FRAGMENTO DEL TEXTO |
════════

No le fue mal. Con Hamas inscrita como organización terrorista en los EE.UU. y la Unión Europea, la cifra de reconocimientos retóricos subió a más de 140 países. En América Latina se incorporaron Brasil, Argentina, Chile, Perú, Uruguay, Bolivia y Ecuador.
Como réplica, ese gambito consolidó los proyectos maximalistas de los extremistas religiosos palestinos e israelíes. Unos, decididos a combatir contra Israel hasta sacarlo del mapa. Los otros, decididos a controlar todos los territorios palestinos, en línea con el expansionismo bíblico de Eretz Israel.
Era la profecía bimesiánica de las guerras de exterminio, que tuvo un principio de ejecución con el macabro atentado de Hamas del 7 de octubre de 2022. La réplica de Netanyahu fue una declaración de “guerra total” en Gaza.
La paradoja enorme
Entre los horrores de esa guerra, las acusaciones de genocidio y el proyecto en sordina de una Gaza-balneario-sin-gazatíes, el tema de la estadidad palestina está experimentando un segundo aire.

════════

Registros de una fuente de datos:
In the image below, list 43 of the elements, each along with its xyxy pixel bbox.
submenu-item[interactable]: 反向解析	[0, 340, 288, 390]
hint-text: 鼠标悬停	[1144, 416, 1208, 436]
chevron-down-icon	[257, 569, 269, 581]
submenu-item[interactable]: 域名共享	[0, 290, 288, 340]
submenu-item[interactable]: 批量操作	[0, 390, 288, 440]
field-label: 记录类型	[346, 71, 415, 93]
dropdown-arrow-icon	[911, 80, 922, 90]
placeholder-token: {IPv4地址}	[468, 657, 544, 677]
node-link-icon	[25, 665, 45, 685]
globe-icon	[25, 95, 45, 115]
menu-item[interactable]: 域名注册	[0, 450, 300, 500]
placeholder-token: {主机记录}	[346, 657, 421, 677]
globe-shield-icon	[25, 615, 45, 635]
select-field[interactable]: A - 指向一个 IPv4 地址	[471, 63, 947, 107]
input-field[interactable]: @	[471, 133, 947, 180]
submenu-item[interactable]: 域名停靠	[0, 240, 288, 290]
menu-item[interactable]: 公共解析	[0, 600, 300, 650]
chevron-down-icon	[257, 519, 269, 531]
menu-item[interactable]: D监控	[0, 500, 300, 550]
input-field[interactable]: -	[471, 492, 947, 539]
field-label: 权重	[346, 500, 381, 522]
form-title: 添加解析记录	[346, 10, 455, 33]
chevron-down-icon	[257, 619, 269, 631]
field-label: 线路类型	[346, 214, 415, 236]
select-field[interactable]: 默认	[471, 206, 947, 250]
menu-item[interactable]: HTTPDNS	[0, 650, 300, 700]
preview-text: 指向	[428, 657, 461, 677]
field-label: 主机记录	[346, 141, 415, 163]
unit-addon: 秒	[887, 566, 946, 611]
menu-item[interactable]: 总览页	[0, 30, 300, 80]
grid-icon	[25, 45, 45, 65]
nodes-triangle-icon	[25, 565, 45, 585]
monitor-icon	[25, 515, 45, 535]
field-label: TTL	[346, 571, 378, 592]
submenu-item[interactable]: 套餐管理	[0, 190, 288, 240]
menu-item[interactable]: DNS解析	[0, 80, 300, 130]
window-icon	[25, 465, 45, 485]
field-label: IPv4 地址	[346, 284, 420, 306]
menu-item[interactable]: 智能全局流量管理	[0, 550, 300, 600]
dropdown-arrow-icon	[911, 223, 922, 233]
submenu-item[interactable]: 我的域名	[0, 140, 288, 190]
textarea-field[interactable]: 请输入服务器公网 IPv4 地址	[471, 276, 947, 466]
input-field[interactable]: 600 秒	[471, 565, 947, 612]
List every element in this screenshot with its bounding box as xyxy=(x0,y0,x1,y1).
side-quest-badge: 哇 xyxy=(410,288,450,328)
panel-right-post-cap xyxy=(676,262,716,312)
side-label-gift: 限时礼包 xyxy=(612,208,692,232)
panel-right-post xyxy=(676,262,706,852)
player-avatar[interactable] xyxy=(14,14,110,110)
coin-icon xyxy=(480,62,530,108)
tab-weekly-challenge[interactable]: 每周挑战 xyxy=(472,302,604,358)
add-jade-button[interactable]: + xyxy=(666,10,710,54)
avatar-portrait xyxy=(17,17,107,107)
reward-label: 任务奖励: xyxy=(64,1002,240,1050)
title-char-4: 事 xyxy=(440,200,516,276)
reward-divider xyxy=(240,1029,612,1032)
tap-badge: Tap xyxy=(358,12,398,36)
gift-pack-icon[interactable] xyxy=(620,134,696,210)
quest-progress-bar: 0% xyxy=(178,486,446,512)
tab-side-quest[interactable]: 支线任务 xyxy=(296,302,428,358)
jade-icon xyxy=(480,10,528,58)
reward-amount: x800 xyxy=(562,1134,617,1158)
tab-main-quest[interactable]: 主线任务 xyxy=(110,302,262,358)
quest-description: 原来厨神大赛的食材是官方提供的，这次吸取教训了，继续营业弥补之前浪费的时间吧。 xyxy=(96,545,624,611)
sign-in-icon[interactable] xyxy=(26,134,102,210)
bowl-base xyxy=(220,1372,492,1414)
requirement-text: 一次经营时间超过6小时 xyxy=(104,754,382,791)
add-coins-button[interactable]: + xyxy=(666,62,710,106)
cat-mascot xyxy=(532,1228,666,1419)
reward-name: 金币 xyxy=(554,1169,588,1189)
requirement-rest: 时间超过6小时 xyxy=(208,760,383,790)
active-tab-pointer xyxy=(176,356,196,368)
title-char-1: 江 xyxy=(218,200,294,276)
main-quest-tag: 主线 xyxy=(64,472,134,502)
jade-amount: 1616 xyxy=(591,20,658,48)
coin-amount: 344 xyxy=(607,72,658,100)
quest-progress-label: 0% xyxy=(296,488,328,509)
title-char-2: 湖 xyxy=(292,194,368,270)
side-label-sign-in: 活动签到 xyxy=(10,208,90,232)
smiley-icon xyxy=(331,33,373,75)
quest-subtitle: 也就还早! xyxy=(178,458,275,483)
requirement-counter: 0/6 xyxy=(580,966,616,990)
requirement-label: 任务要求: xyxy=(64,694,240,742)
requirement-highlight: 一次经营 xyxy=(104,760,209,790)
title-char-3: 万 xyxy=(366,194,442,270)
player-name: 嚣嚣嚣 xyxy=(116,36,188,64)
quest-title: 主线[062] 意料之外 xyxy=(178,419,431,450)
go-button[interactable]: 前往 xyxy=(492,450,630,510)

════════

PREGUNTAS DE ESTUDIO |
- a) Reproduce el pasaje del fragmento que empieza con las palabras que contienen "Como réplica, ese" y termina con "un segundo aire.".
- b) Según el fragmento, ¿por qué los extremistas religiosos israelíes están decididos a controlar todos los territorios palestinos? Responde en una a tres oraciones.
- c) Responde con base en el fragmento:
(i) ¿A cuántos países subió la cifra de reconocimientos retóricos?
(ii) ¿Qué países de América Latina se incorporaron?
(iii) ¿Cuál fue la réplica de Netanyahu al atentado de Hamas?

RESPUESTAS A TAREAS |
- a)
Como réplica, ese gambito consolidó los proyectos maximalistas de los extremistas religiosos palestinos e israelíes. Unos, decididos a combatir contra Israel hasta sacarlo del mapa. Los otros, decididos a controlar todos los territorios palestinos, en línea con el expansionismo bíblico de Eretz Israel.
Era la profecía bimesiánica de las guerras de exterminio, que tuvo un principio de ejecución con el macabro atentado de Hamas del 7 de octubre de 2022. La réplica de Netanyahu fue una declaración de “guerra total” en Gaza.
La paradoja enorme
Entre los horrores de esa guerra, las acusaciones de genocidio y el proyecto en sordina de una Gaza-balneario-sin-gazatíes, el tema de la estadidad palestina está experimentando un segundo aire.

- b) Los extremistas religiosos israelíes están decididos a controlar todos los territorios palestinos en línea con el expansionismo bíblico de Eretz Israel.

- c)
(i) Subió a más de 140 países.
(ii) Se incorporaron Brasil, Argentina, Chile, Perú, Uruguay, Bolivia y Ecuador.
(iii) Su réplica fue una declaración de "guerra total" en Gaza.